* [Set exercise]: Give the number of lines in this listing that contain "الله", with no other words.
┄┄┄┄┄┄┄┄┄┄
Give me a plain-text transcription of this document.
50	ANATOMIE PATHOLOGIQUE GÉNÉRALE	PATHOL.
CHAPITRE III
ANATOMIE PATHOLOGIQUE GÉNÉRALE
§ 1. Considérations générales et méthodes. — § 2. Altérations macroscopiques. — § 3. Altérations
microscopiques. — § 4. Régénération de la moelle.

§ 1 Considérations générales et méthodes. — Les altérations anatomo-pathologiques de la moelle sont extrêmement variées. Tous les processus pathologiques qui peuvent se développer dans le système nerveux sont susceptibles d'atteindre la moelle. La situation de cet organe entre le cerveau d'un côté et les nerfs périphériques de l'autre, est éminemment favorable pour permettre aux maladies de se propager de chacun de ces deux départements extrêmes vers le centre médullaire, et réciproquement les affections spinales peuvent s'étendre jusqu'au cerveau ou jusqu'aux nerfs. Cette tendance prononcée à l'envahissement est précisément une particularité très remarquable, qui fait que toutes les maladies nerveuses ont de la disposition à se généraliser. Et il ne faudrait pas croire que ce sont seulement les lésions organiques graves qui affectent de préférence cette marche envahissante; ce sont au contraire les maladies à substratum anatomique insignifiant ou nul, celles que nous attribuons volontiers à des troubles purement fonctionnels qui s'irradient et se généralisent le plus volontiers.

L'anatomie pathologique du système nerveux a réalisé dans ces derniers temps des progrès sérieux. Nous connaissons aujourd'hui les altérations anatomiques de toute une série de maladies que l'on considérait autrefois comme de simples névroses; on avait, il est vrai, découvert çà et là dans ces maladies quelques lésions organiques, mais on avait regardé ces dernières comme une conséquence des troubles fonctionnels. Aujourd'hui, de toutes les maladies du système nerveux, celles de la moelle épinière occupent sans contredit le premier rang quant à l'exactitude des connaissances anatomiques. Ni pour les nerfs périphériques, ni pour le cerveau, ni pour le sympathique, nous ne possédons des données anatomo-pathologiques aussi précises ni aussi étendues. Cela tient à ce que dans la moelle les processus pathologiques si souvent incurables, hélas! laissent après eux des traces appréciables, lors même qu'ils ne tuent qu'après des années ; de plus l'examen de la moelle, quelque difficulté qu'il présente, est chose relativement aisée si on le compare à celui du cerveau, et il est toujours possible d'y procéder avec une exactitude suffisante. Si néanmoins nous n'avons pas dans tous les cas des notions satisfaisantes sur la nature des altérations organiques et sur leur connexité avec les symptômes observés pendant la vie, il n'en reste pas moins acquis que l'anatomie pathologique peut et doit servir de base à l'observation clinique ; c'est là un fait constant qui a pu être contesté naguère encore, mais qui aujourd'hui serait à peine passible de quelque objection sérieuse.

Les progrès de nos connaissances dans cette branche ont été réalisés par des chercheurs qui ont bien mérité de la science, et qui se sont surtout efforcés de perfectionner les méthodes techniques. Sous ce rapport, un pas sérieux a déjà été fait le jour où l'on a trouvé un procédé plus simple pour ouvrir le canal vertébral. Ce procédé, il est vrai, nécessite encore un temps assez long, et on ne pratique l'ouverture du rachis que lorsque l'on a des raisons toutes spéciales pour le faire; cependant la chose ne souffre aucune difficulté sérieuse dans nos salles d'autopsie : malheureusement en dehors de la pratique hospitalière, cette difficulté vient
┄┄┄┄┄┄┄┄┄┄
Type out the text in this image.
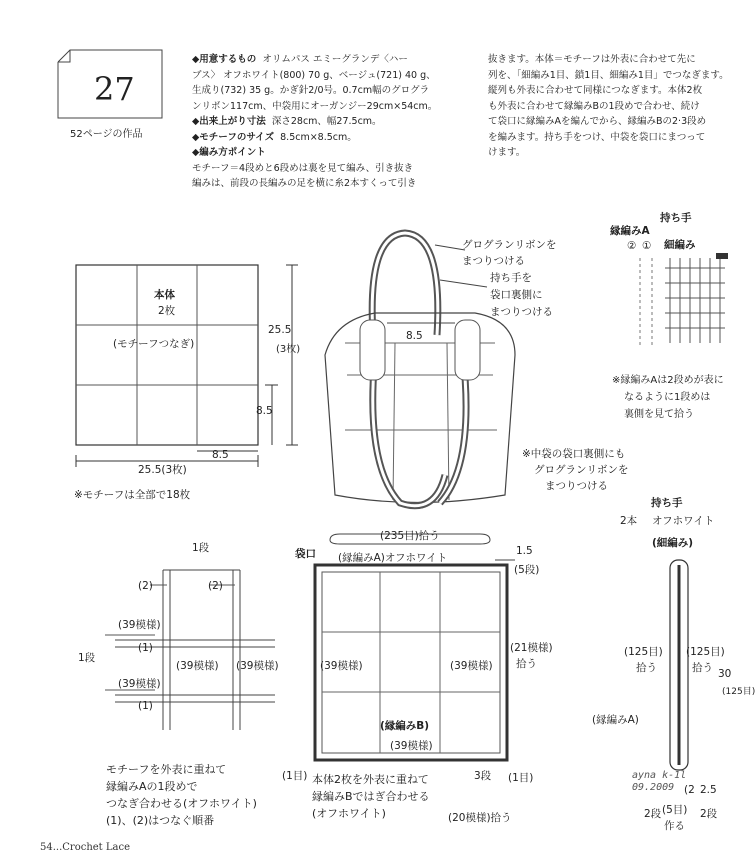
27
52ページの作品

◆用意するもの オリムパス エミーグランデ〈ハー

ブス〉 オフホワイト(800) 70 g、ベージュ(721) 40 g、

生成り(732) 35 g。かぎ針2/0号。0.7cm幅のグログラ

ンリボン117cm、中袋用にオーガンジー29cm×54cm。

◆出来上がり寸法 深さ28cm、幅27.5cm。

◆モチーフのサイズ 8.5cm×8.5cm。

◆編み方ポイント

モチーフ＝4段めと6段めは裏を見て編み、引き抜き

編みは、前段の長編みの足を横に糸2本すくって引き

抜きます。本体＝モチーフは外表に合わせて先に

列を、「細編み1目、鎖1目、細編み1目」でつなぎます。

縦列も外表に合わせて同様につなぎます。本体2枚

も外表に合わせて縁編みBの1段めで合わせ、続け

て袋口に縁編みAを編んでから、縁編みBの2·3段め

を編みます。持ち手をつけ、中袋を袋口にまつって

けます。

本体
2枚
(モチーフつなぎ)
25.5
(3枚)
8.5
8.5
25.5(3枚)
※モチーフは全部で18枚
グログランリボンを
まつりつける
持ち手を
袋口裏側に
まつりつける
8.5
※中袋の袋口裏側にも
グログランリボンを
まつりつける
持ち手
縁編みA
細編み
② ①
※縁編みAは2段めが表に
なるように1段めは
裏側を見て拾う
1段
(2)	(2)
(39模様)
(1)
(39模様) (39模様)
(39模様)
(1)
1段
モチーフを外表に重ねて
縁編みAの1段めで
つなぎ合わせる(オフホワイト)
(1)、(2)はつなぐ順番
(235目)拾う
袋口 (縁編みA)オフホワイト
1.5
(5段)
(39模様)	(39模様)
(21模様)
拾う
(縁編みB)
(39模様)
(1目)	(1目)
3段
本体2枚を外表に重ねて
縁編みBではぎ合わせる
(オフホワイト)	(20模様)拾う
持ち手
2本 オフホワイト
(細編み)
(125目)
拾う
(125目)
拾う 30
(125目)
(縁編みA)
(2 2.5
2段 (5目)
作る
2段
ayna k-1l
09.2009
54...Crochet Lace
┄┄┄┄┄┄┄┄┄┄
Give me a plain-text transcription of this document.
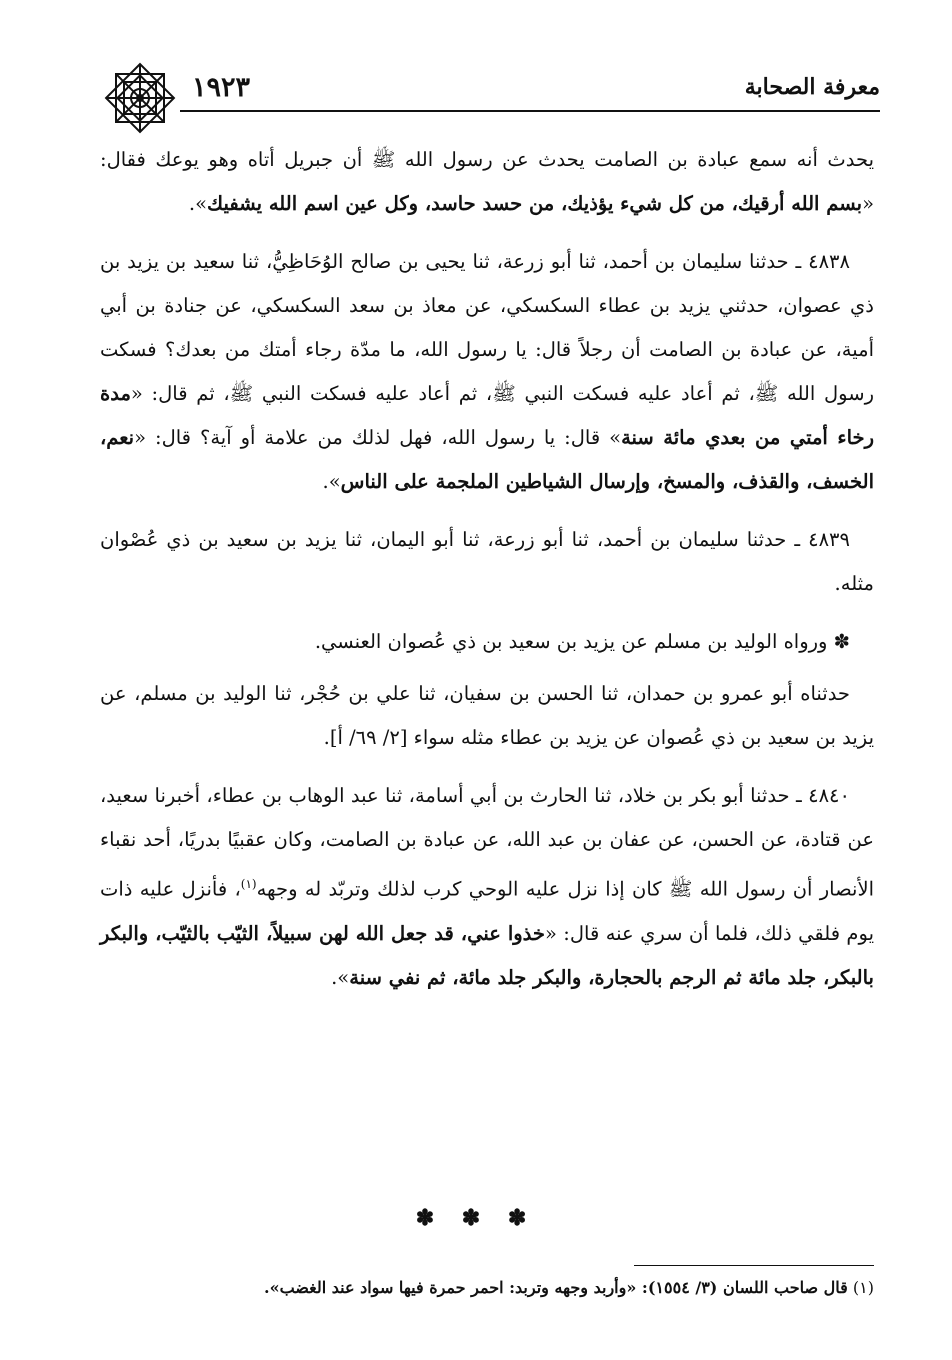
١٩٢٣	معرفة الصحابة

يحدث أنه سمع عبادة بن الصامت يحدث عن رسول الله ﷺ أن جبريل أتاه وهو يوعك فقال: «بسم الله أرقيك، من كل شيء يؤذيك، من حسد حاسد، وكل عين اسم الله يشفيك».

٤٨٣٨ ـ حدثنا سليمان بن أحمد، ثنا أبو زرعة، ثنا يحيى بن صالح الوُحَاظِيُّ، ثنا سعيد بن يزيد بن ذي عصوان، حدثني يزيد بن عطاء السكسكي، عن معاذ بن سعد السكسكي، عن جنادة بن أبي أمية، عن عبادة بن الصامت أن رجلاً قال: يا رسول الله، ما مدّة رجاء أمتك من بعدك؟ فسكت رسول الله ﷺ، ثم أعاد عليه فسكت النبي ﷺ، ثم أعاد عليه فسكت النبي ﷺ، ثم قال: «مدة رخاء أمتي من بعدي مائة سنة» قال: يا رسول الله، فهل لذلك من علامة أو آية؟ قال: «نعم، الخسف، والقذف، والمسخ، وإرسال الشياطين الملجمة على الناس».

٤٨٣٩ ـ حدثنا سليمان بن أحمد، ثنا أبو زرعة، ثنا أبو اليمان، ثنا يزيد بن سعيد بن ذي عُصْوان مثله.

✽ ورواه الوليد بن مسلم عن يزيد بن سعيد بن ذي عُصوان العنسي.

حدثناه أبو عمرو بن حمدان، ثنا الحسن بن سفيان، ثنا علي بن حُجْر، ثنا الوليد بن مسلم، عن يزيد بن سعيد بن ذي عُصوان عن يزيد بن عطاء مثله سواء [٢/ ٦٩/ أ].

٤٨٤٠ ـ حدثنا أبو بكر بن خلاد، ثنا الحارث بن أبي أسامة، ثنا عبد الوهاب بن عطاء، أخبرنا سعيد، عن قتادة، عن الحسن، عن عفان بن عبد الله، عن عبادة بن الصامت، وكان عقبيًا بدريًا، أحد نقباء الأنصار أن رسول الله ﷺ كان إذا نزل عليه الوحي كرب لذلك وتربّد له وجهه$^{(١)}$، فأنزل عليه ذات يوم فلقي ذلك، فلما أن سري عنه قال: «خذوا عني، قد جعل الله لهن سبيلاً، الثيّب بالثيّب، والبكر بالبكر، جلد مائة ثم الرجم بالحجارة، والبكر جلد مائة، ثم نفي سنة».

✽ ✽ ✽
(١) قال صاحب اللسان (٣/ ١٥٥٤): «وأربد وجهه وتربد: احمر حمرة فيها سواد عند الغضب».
┄┄┄┄┄┄┄┄┄┄
* [Written response]: 3